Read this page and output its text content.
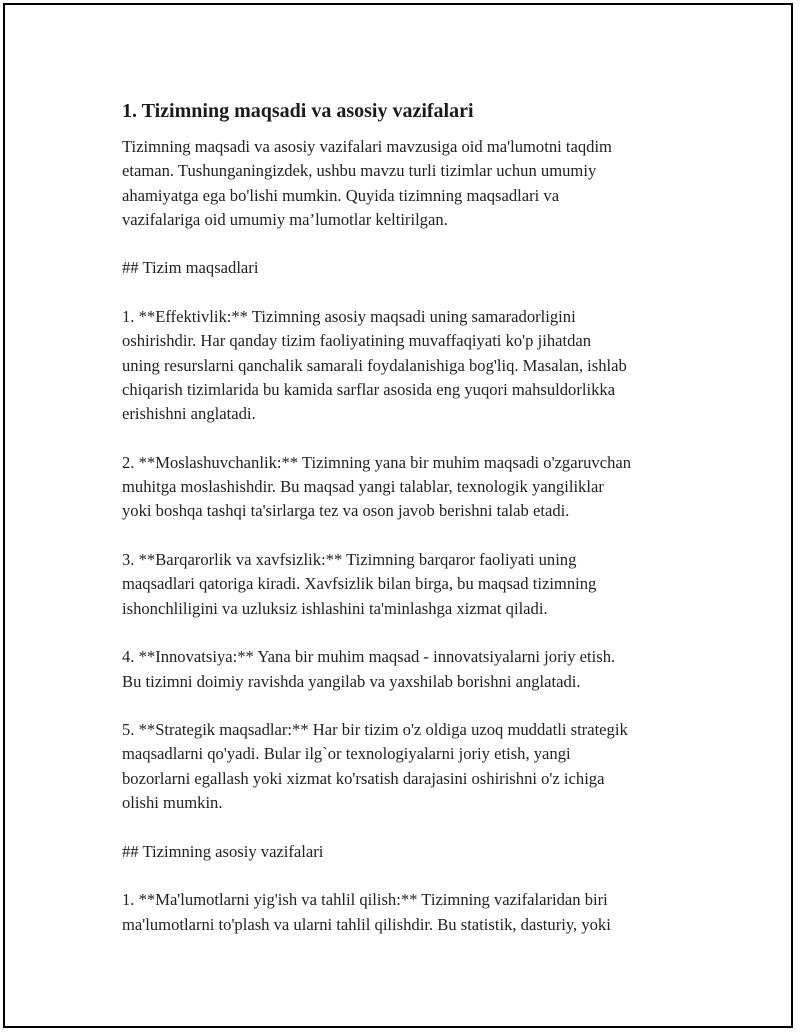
1. Tizimning maqsadi va asosiy vazifalari

Tizimning maqsadi va asosiy vazifalari mavzusiga oid ma'lumotni taqdim
etaman. Tushunganingizdek, ushbu mavzu turli tizimlar uchun umumiy
ahamiyatga ega bo'lishi mumkin. Quyida tizimning maqsadlari va
vazifalariga oid umumiy ma’lumotlar keltirilgan.

## Tizim maqsadlari

1. **Effektivlik:** Tizimning asosiy maqsadi uning samaradorligini
oshirishdir. Har qanday tizim faoliyatining muvaffaqiyati ko'p jihatdan
uning resurslarni qanchalik samarali foydalanishiga bog'liq. Masalan, ishlab
chiqarish tizimlarida bu kamida sarflar asosida eng yuqori mahsuldorlikka
erishishni anglatadi.

2. **Moslashuvchanlik:** Tizimning yana bir muhim maqsadi o'zgaruvchan
muhitga moslashishdir. Bu maqsad yangi talablar, texnologik yangiliklar
yoki boshqa tashqi ta'sirlarga tez va oson javob berishni talab etadi.

3. **Barqarorlik va xavfsizlik:** Tizimning barqaror faoliyati uning
maqsadlari qatoriga kiradi. Xavfsizlik bilan birga, bu maqsad tizimning
ishonchliligini va uzluksiz ishlashini ta'minlashga xizmat qiladi.

4. **Innovatsiya:** Yana bir muhim maqsad - innovatsiyalarni joriy etish.
Bu tizimni doimiy ravishda yangilab va yaxshilab borishni anglatadi.

5. **Strategik maqsadlar:** Har bir tizim o'z oldiga uzoq muddatli strategik
maqsadlarni qo'yadi. Bular ilg`or texnologiyalarni joriy etish, yangi
bozorlarni egallash yoki xizmat ko'rsatish darajasini oshirishni o'z ichiga
olishi mumkin.

## Tizimning asosiy vazifalari

1. **Ma'lumotlarni yig'ish va tahlil qilish:** Tizimning vazifalaridan biri
ma'lumotlarni to'plash va ularni tahlil qilishdir. Bu statistik, dasturiy, yoki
----
What is being asked:
Reproduce each line exactly, please, except for any pictures.

Solution to this exercise:
Read this page and output its text content.
1. Tizimning maqsadi va asosiy vazifalari

Tizimning maqsadi va asosiy vazifalari mavzusiga oid ma'lumotni taqdim
etaman. Tushunganingizdek, ushbu mavzu turli tizimlar uchun umumiy
ahamiyatga ega bo'lishi mumkin. Quyida tizimning maqsadlari va
vazifalariga oid umumiy ma’lumotlar keltirilgan.

## Tizim maqsadlari

1. **Effektivlik:** Tizimning asosiy maqsadi uning samaradorligini
oshirishdir. Har qanday tizim faoliyatining muvaffaqiyati ko'p jihatdan
uning resurslarni qanchalik samarali foydalanishiga bog'liq. Masalan, ishlab
chiqarish tizimlarida bu kamida sarflar asosida eng yuqori mahsuldorlikka
erishishni anglatadi.

2. **Moslashuvchanlik:** Tizimning yana bir muhim maqsadi o'zgaruvchan
muhitga moslashishdir. Bu maqsad yangi talablar, texnologik yangiliklar
yoki boshqa tashqi ta'sirlarga tez va oson javob berishni talab etadi.

3. **Barqarorlik va xavfsizlik:** Tizimning barqaror faoliyati uning
maqsadlari qatoriga kiradi. Xavfsizlik bilan birga, bu maqsad tizimning
ishonchliligini va uzluksiz ishlashini ta'minlashga xizmat qiladi.

4. **Innovatsiya:** Yana bir muhim maqsad - innovatsiyalarni joriy etish.
Bu tizimni doimiy ravishda yangilab va yaxshilab borishni anglatadi.

5. **Strategik maqsadlar:** Har bir tizim o'z oldiga uzoq muddatli strategik
maqsadlarni qo'yadi. Bular ilg`or texnologiyalarni joriy etish, yangi
bozorlarni egallash yoki xizmat ko'rsatish darajasini oshirishni o'z ichiga
olishi mumkin.

## Tizimning asosiy vazifalari

1. **Ma'lumotlarni yig'ish va tahlil qilish:** Tizimning vazifalaridan biri
ma'lumotlarni to'plash va ularni tahlil qilishdir. Bu statistik, dasturiy, yoki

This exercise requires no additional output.